Problem details
Extract all lines in the data that contain the word "Address".

Data extract

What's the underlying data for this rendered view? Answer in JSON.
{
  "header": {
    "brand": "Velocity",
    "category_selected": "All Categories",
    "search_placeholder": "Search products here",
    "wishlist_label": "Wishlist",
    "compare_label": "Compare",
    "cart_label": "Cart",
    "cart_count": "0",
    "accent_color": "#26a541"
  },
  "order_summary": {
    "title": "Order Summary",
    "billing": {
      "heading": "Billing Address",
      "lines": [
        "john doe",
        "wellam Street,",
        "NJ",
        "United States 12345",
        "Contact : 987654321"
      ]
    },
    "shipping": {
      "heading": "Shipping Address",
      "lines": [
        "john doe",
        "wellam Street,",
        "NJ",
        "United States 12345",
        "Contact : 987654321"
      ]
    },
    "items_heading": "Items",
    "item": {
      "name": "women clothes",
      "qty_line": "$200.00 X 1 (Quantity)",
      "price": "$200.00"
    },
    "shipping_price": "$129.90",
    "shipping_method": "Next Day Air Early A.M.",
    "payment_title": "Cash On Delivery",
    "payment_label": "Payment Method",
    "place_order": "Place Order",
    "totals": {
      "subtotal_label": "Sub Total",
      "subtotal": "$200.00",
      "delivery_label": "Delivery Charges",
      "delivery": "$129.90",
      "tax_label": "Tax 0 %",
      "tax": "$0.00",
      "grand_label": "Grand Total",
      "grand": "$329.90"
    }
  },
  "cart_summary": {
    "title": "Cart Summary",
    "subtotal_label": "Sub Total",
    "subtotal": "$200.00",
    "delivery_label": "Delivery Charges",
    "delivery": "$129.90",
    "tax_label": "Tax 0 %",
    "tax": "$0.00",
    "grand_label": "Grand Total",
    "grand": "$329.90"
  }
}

Written solution
      "heading": "Billing Address",
      "heading": "Shipping Address",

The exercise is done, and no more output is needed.